■ TASK BRIEF
Repeat the data word for word. Do not include the pictures.

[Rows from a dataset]

··········

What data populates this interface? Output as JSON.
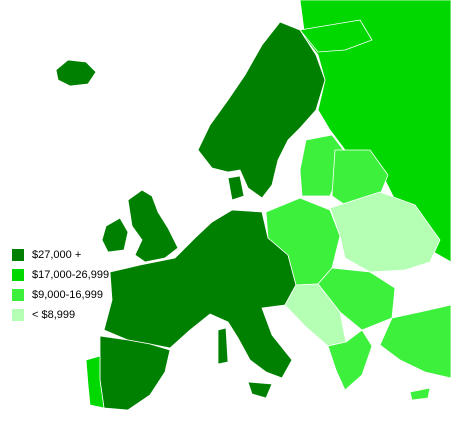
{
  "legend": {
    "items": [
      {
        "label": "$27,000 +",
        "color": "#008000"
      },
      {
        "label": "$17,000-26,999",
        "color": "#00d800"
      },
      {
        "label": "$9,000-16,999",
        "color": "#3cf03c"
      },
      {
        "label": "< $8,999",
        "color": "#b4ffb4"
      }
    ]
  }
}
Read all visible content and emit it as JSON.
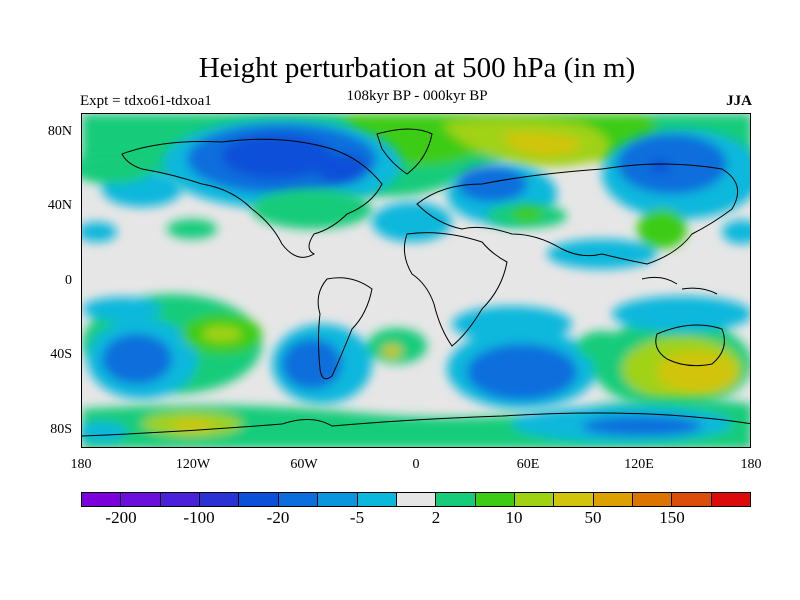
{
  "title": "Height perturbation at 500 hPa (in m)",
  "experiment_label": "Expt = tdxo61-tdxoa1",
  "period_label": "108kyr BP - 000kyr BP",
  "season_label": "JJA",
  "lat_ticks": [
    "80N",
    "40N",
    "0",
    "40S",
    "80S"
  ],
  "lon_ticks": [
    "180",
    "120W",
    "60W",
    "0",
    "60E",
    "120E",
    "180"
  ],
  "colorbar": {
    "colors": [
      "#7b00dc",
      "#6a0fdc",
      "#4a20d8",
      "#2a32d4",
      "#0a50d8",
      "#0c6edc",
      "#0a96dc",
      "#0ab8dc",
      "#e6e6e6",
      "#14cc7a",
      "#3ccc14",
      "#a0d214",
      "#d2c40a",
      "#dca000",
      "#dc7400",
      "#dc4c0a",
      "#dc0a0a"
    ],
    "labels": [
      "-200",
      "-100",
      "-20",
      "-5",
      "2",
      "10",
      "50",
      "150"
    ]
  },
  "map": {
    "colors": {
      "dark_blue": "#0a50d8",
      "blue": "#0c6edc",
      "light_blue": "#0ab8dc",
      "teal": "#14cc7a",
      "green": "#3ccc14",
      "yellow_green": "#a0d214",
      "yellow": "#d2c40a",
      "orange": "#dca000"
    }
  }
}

··········

■ EXERCISE RESPONSE
What data populates this interface? Output as JSON.
{
  "legend": {
    "items": [
      {
        "label": "$27,000 +",
        "color": "#008000"
      },
      {
        "label": "$17,000-26,999",
        "color": "#00d800"
      },
      {
        "label": "$9,000-16,999",
        "color": "#3cf03c"
      },
      {
        "label": "< $8,999",
        "color": "#b4ffb4"
      }
    ]
  }
}
Read all visible content and emit it as JSON.
{
  "title": "Height perturbation at 500 hPa (in m)",
  "experiment_label": "Expt = tdxo61-tdxoa1",
  "period_label": "108kyr BP - 000kyr BP",
  "season_label": "JJA",
  "lat_ticks": [
    "80N",
    "40N",
    "0",
    "40S",
    "80S"
  ],
  "lon_ticks": [
    "180",
    "120W",
    "60W",
    "0",
    "60E",
    "120E",
    "180"
  ],
  "colorbar": {
    "colors": [
      "#7b00dc",
      "#6a0fdc",
      "#4a20d8",
      "#2a32d4",
      "#0a50d8",
      "#0c6edc",
      "#0a96dc",
      "#0ab8dc",
      "#e6e6e6",
      "#14cc7a",
      "#3ccc14",
      "#a0d214",
      "#d2c40a",
      "#dca000",
      "#dc7400",
      "#dc4c0a",
      "#dc0a0a"
    ],
    "labels": [
      "-200",
      "-100",
      "-20",
      "-5",
      "2",
      "10",
      "50",
      "150"
    ]
  },
  "map": {
    "colors": {
      "dark_blue": "#0a50d8",
      "blue": "#0c6edc",
      "light_blue": "#0ab8dc",
      "teal": "#14cc7a",
      "green": "#3ccc14",
      "yellow_green": "#a0d214",
      "yellow": "#d2c40a",
      "orange": "#dca000"
    }
  }
}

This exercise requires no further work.